From the listing below, count the lines where the string "decay" occurs. Give the number, with no other words.
### Exercise materials ###
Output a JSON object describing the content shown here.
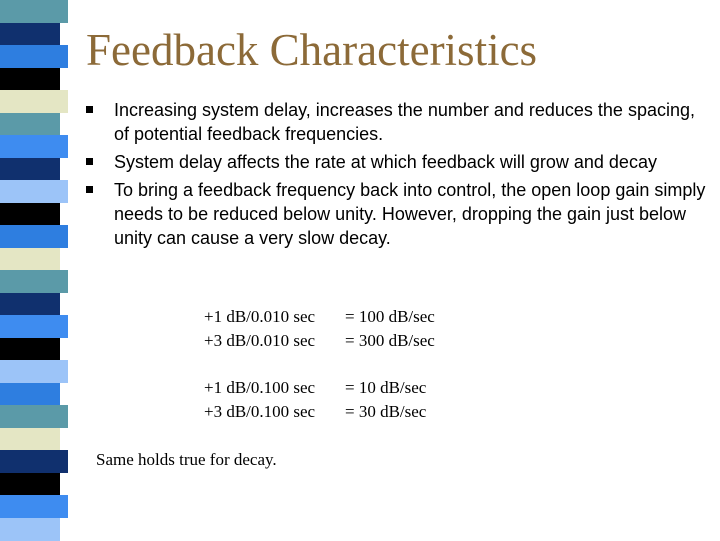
{
  "slide": {
    "title": "Feedback Characteristics",
    "colors": {
      "title": "#8c6a38",
      "text": "#000000",
      "stripe": [
        "#5b9aa8",
        "#10306e",
        "#2e7ee0",
        "#3e8cf0",
        "#9cc4f8",
        "#000000",
        "#e4e6c4"
      ]
    },
    "bullets": [
      {
        "text": "Increasing system delay, increases the number and reduces the spacing, of potential feedback frequencies."
      },
      {
        "text": "System delay affects the rate at which feedback will grow and decay"
      },
      {
        "text": "To bring a feedback frequency back into control, the open loop gain simply needs to be reduced below unity.  However, dropping the gain just below unity can cause a very slow decay."
      }
    ],
    "equations": [
      {
        "lhs": "+1 dB/0.010 sec",
        "rhs": "= 100 dB/sec"
      },
      {
        "lhs": "+3 dB/0.010 sec",
        "rhs": "= 300 dB/sec"
      },
      {
        "lhs": "+1 dB/0.100 sec",
        "rhs": "= 10 dB/sec"
      },
      {
        "lhs": "+3 dB/0.100 sec",
        "rhs": "= 30 dB/sec"
      }
    ],
    "note": "Same holds true for decay."
  }
}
###
> [Result for this exercise]: 3